Dataset records
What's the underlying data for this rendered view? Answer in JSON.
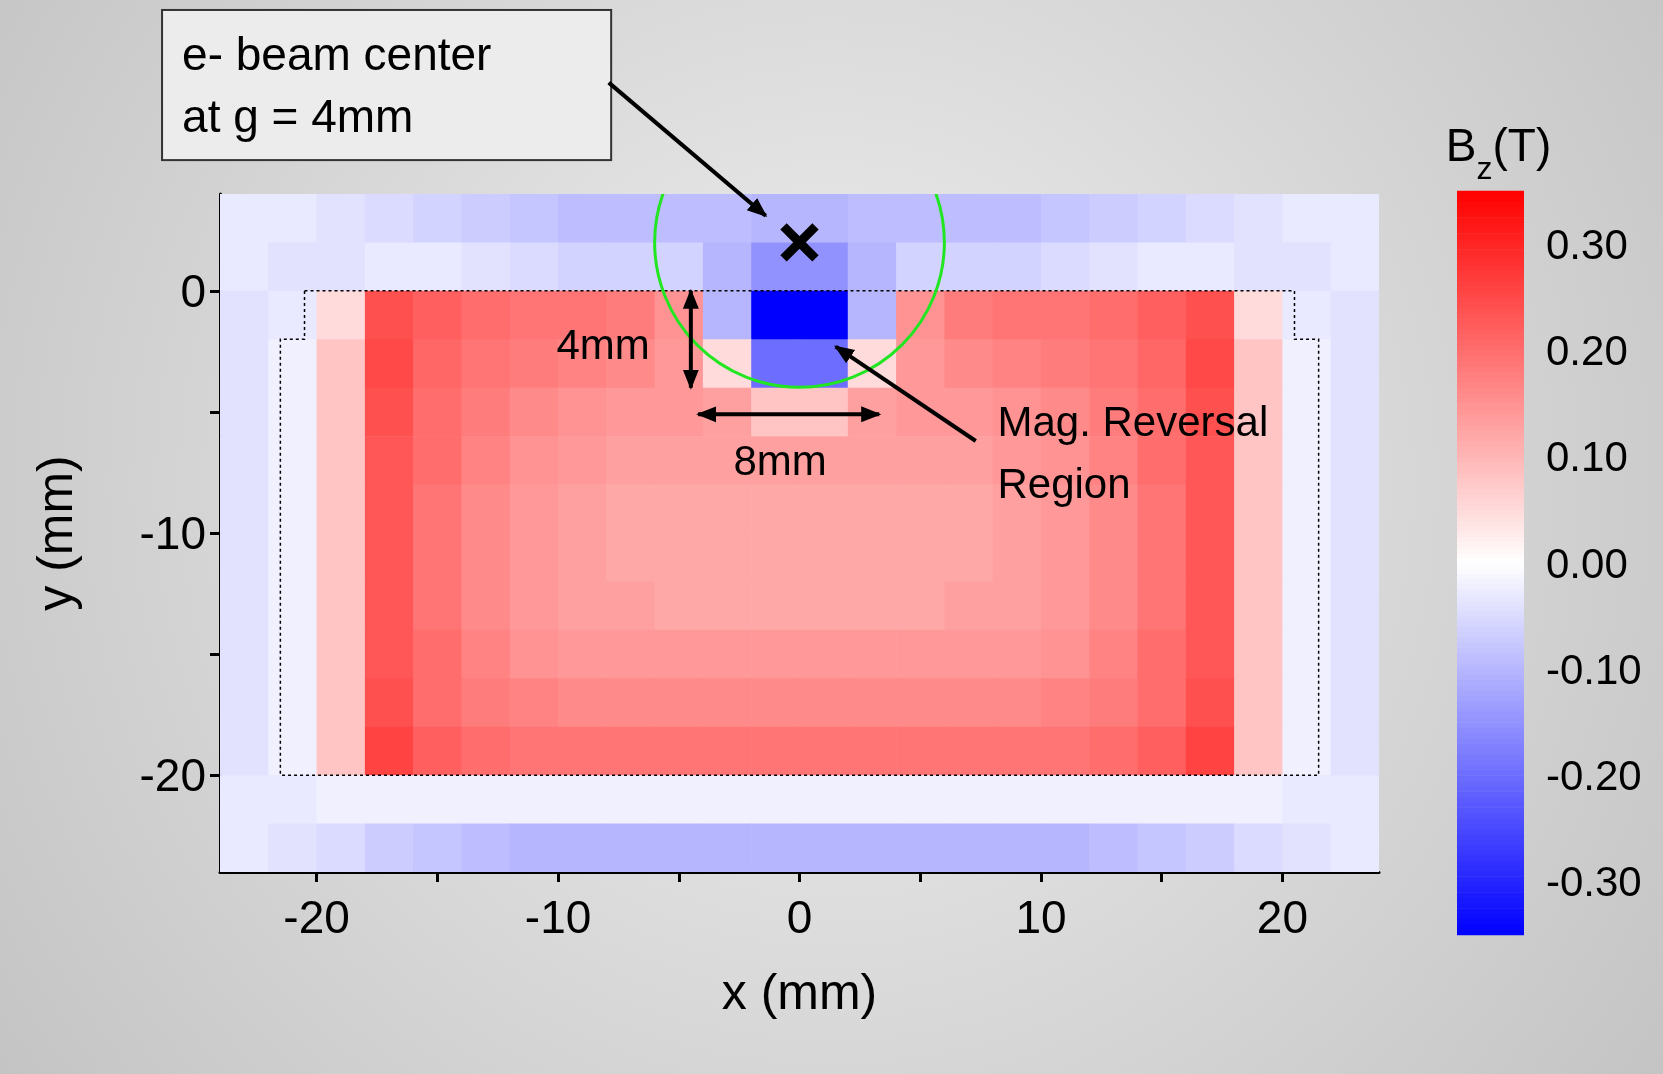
{
  "chart_data": {
    "type": "heatmap",
    "xlabel": "x (mm)",
    "ylabel": "y (mm)",
    "clabel": "B$_{z}$(T)",
    "x": [
      -23,
      -21,
      -19,
      -17,
      -15,
      -13,
      -11,
      -9,
      -7,
      -5,
      -3,
      -1,
      1,
      3,
      5,
      7,
      9,
      11,
      13,
      15,
      17,
      19,
      21,
      23
    ],
    "y": [
      3,
      1,
      -1,
      -3,
      -5,
      -7,
      -9,
      -11,
      -13,
      -15,
      -17,
      -19,
      -21,
      -23
    ],
    "xlim": [
      -24,
      24
    ],
    "xticks": [
      -20,
      {
        "value": -15,
        "label": null
      },
      -10,
      {
        "value": -5,
        "label": null
      },
      0,
      {
        "value": 5,
        "label": null
      },
      10,
      {
        "value": 15,
        "label": null
      },
      20
    ],
    "ylim": [
      -24,
      4
    ],
    "yticks": [
      -20,
      {
        "value": -15,
        "label": null
      },
      -10,
      {
        "value": -5,
        "label": null
      },
      0
    ],
    "clim": [
      -0.35,
      0.35
    ],
    "cticks": [
      {
        "value": 0.3,
        "label": "0.30"
      },
      {
        "value": 0.2,
        "label": "0.20"
      },
      {
        "value": 0.1,
        "label": "0.10"
      },
      {
        "value": 0,
        "label": "0.00"
      },
      {
        "value": -0.1,
        "label": "-0.10"
      },
      {
        "value": -0.2,
        "label": "-0.20"
      },
      {
        "value": -0.3,
        "label": "-0.30"
      }
    ],
    "cells": [
      [
        -0.03,
        -0.03,
        -0.04,
        -0.05,
        -0.06,
        -0.07,
        -0.08,
        -0.09,
        -0.09,
        -0.09,
        -0.09,
        -0.1,
        -0.1,
        -0.09,
        -0.09,
        -0.09,
        -0.09,
        -0.08,
        -0.07,
        -0.06,
        -0.05,
        -0.04,
        -0.03,
        -0.03
      ],
      [
        -0.03,
        -0.04,
        -0.04,
        -0.03,
        -0.03,
        -0.04,
        -0.05,
        -0.06,
        -0.06,
        -0.06,
        -0.1,
        -0.15,
        -0.15,
        -0.1,
        -0.06,
        -0.06,
        -0.06,
        -0.05,
        -0.04,
        -0.03,
        -0.03,
        -0.04,
        -0.04,
        -0.03
      ],
      [
        -0.04,
        -0.03,
        0.05,
        0.24,
        0.22,
        0.2,
        0.19,
        0.19,
        0.18,
        0.15,
        -0.1,
        -0.35,
        -0.35,
        -0.1,
        0.15,
        0.18,
        0.19,
        0.19,
        0.2,
        0.22,
        0.24,
        0.05,
        -0.03,
        -0.04
      ],
      [
        -0.04,
        -0.02,
        0.08,
        0.25,
        0.21,
        0.19,
        0.18,
        0.17,
        0.16,
        0.14,
        0.05,
        -0.2,
        -0.2,
        0.05,
        0.14,
        0.16,
        0.17,
        0.18,
        0.19,
        0.21,
        0.25,
        0.08,
        -0.02,
        -0.04
      ],
      [
        -0.04,
        -0.02,
        0.08,
        0.24,
        0.2,
        0.18,
        0.16,
        0.15,
        0.14,
        0.14,
        0.13,
        0.08,
        0.08,
        0.13,
        0.14,
        0.14,
        0.15,
        0.16,
        0.18,
        0.2,
        0.24,
        0.08,
        -0.02,
        -0.04
      ],
      [
        -0.04,
        -0.02,
        0.08,
        0.23,
        0.2,
        0.17,
        0.15,
        0.14,
        0.13,
        0.13,
        0.13,
        0.13,
        0.13,
        0.13,
        0.13,
        0.13,
        0.14,
        0.15,
        0.17,
        0.2,
        0.23,
        0.08,
        -0.02,
        -0.04
      ],
      [
        -0.04,
        -0.02,
        0.08,
        0.23,
        0.19,
        0.16,
        0.14,
        0.13,
        0.12,
        0.12,
        0.12,
        0.12,
        0.12,
        0.12,
        0.12,
        0.12,
        0.13,
        0.14,
        0.16,
        0.19,
        0.23,
        0.08,
        -0.02,
        -0.04
      ],
      [
        -0.04,
        -0.02,
        0.08,
        0.23,
        0.19,
        0.16,
        0.14,
        0.13,
        0.12,
        0.12,
        0.12,
        0.12,
        0.12,
        0.12,
        0.12,
        0.12,
        0.13,
        0.14,
        0.16,
        0.19,
        0.23,
        0.08,
        -0.02,
        -0.04
      ],
      [
        -0.04,
        -0.02,
        0.08,
        0.23,
        0.19,
        0.16,
        0.14,
        0.13,
        0.13,
        0.12,
        0.12,
        0.12,
        0.12,
        0.12,
        0.12,
        0.13,
        0.13,
        0.14,
        0.16,
        0.19,
        0.23,
        0.08,
        -0.02,
        -0.04
      ],
      [
        -0.04,
        -0.02,
        0.08,
        0.23,
        0.2,
        0.17,
        0.15,
        0.14,
        0.14,
        0.14,
        0.14,
        0.14,
        0.14,
        0.14,
        0.14,
        0.14,
        0.14,
        0.15,
        0.17,
        0.2,
        0.23,
        0.08,
        -0.02,
        -0.04
      ],
      [
        -0.04,
        -0.02,
        0.08,
        0.24,
        0.2,
        0.18,
        0.17,
        0.16,
        0.16,
        0.16,
        0.16,
        0.16,
        0.16,
        0.16,
        0.16,
        0.16,
        0.16,
        0.17,
        0.18,
        0.2,
        0.24,
        0.08,
        -0.02,
        -0.04
      ],
      [
        -0.04,
        -0.02,
        0.08,
        0.26,
        0.22,
        0.2,
        0.19,
        0.19,
        0.19,
        0.19,
        0.19,
        0.19,
        0.19,
        0.19,
        0.19,
        0.19,
        0.19,
        0.19,
        0.2,
        0.22,
        0.26,
        0.08,
        -0.02,
        -0.04
      ],
      [
        -0.03,
        -0.03,
        -0.02,
        -0.02,
        -0.02,
        -0.02,
        -0.02,
        -0.02,
        -0.02,
        -0.02,
        -0.02,
        -0.02,
        -0.02,
        -0.02,
        -0.02,
        -0.02,
        -0.02,
        -0.02,
        -0.02,
        -0.02,
        -0.02,
        -0.02,
        -0.03,
        -0.03
      ],
      [
        -0.03,
        -0.04,
        -0.05,
        -0.07,
        -0.08,
        -0.09,
        -0.1,
        -0.1,
        -0.1,
        -0.1,
        -0.1,
        -0.1,
        -0.1,
        -0.1,
        -0.1,
        -0.1,
        -0.1,
        -0.1,
        -0.09,
        -0.08,
        -0.07,
        -0.05,
        -0.04,
        -0.03
      ]
    ],
    "annotations": [
      "e- beam center\nat g = 4mm",
      "4mm",
      "8mm",
      "Mag. Reversal\nRegion"
    ]
  }
}
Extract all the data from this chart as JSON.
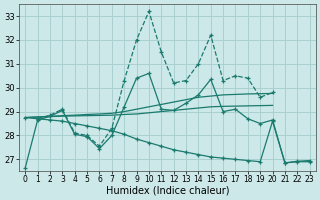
{
  "background_color": "#cce8e8",
  "grid_color": "#aad0d0",
  "line_color": "#1a7a6e",
  "xlabel": "Humidex (Indice chaleur)",
  "xlim": [
    -0.5,
    23.5
  ],
  "ylim": [
    26.5,
    33.5
  ],
  "yticks": [
    27,
    28,
    29,
    30,
    31,
    32,
    33
  ],
  "xticks": [
    0,
    1,
    2,
    3,
    4,
    5,
    6,
    7,
    8,
    9,
    10,
    11,
    12,
    13,
    14,
    15,
    16,
    17,
    18,
    19,
    20,
    21,
    22,
    23
  ],
  "lines": [
    {
      "x": [
        1,
        2,
        3,
        4,
        5,
        6,
        7,
        8,
        9,
        10,
        11,
        12,
        13,
        14,
        15,
        16,
        17,
        18,
        19,
        20
      ],
      "y": [
        28.7,
        28.85,
        29.1,
        28.1,
        28.0,
        27.55,
        28.3,
        30.3,
        32.0,
        33.2,
        31.5,
        30.2,
        30.3,
        31.0,
        32.2,
        30.3,
        30.5,
        30.4,
        29.6,
        29.8
      ],
      "marker": "+",
      "linestyle": "--"
    },
    {
      "x": [
        0,
        1,
        2,
        3,
        4,
        5,
        6,
        7,
        8,
        9,
        10,
        11,
        12,
        13,
        14,
        15,
        16,
        17,
        18,
        19,
        20
      ],
      "y": [
        28.75,
        28.78,
        28.8,
        28.83,
        28.85,
        28.88,
        28.9,
        28.93,
        29.0,
        29.1,
        29.2,
        29.3,
        29.4,
        29.5,
        29.6,
        29.65,
        29.7,
        29.72,
        29.74,
        29.75,
        29.76
      ],
      "marker": null,
      "linestyle": "-"
    },
    {
      "x": [
        0,
        1,
        2,
        3,
        4,
        5,
        6,
        7,
        8,
        9,
        10,
        11,
        12,
        13,
        14,
        15,
        16,
        17,
        18,
        19,
        20
      ],
      "y": [
        28.75,
        28.77,
        28.79,
        28.81,
        28.82,
        28.83,
        28.84,
        28.85,
        28.88,
        28.9,
        28.95,
        29.0,
        29.05,
        29.1,
        29.15,
        29.2,
        29.22,
        29.23,
        29.24,
        29.25,
        29.26
      ],
      "marker": null,
      "linestyle": "-"
    },
    {
      "x": [
        0,
        1,
        2,
        3,
        4,
        5,
        6,
        7,
        8,
        9,
        10,
        11,
        12,
        13,
        14,
        15,
        16,
        17,
        18,
        19,
        20,
        21,
        22,
        23
      ],
      "y": [
        28.75,
        28.7,
        28.65,
        28.6,
        28.5,
        28.4,
        28.3,
        28.2,
        28.05,
        27.85,
        27.7,
        27.55,
        27.4,
        27.3,
        27.2,
        27.1,
        27.05,
        27.0,
        26.95,
        26.9,
        28.6,
        26.85,
        26.9,
        26.9
      ],
      "marker": "+",
      "linestyle": "-"
    },
    {
      "x": [
        0,
        1,
        2,
        3,
        4,
        5,
        6,
        7,
        8,
        9,
        10,
        11,
        12,
        13,
        14,
        15,
        16,
        17,
        18,
        19,
        20,
        21,
        22,
        23
      ],
      "y": [
        26.65,
        28.65,
        28.8,
        29.05,
        28.05,
        27.95,
        27.45,
        28.0,
        29.2,
        30.4,
        30.6,
        29.1,
        29.05,
        29.35,
        29.7,
        30.35,
        29.0,
        29.1,
        28.7,
        28.5,
        28.65,
        26.85,
        26.92,
        26.95
      ],
      "marker": "+",
      "linestyle": "-"
    }
  ]
}
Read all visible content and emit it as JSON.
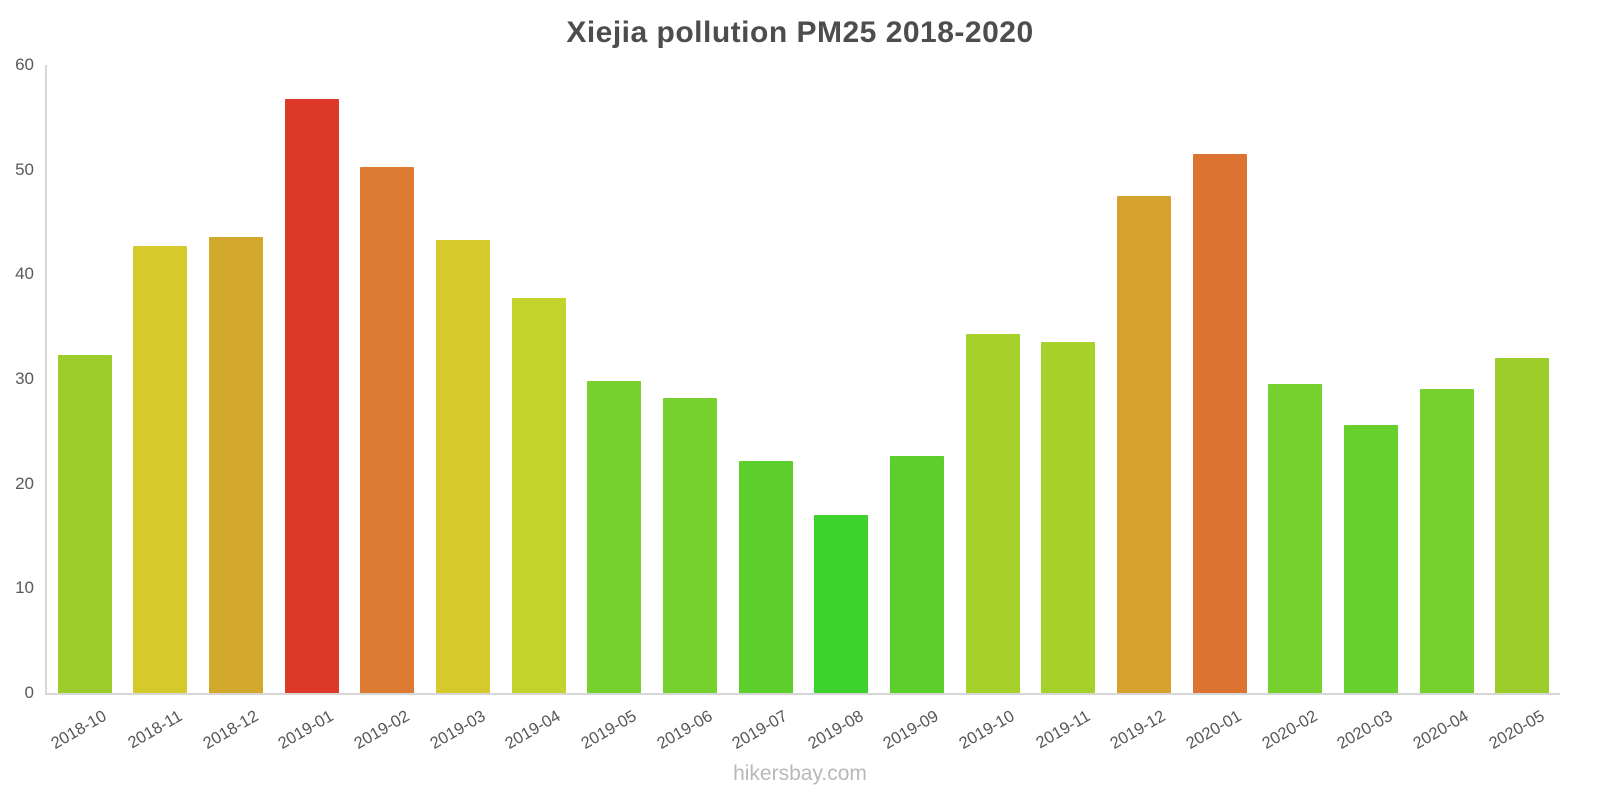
{
  "chart_data": {
    "type": "bar",
    "title": "Xiejia pollution PM25 2018-2020",
    "xlabel": "",
    "ylabel": "",
    "ylim": [
      0,
      60
    ],
    "yticks": [
      0,
      10,
      20,
      30,
      40,
      50,
      60
    ],
    "grid": false,
    "legend": false,
    "categories": [
      "2018-10",
      "2018-11",
      "2018-12",
      "2019-01",
      "2019-02",
      "2019-03",
      "2019-04",
      "2019-05",
      "2019-06",
      "2019-07",
      "2019-08",
      "2019-09",
      "2019-10",
      "2019-11",
      "2019-12",
      "2020-01",
      "2020-02",
      "2020-03",
      "2020-04",
      "2020-05"
    ],
    "values": [
      32.3,
      42.7,
      43.6,
      56.8,
      50.3,
      43.3,
      37.7,
      29.8,
      28.2,
      22.2,
      17.0,
      22.6,
      34.3,
      33.5,
      47.5,
      51.5,
      29.5,
      25.6,
      29.0,
      32.0
    ],
    "colors": [
      "#9ccd2b",
      "#d5c92b",
      "#d2a92d",
      "#dc392b",
      "#dc7a31",
      "#d5c92b",
      "#c3d32b",
      "#76d02d",
      "#76d02d",
      "#5ccf2d",
      "#3ed32c",
      "#5ccf2d",
      "#a6d02a",
      "#a6d02a",
      "#d5a22e",
      "#dc7330",
      "#76d02d",
      "#68d02d",
      "#76d02d",
      "#9ccd2b"
    ],
    "axis_color": "#d6d6d6",
    "tick_label_color": "#595959",
    "title_color": "#4d4d4d"
  },
  "footer": {
    "watermark": "hikersbay.com"
  }
}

### What is asked
Where a line of the records above holds the word "xlabel", copy that line.

### Solution for this task
    "xlabel": "x (mm)",
  "xlabel": "Humidex (Indice chaleur)",
    "xlabel": "",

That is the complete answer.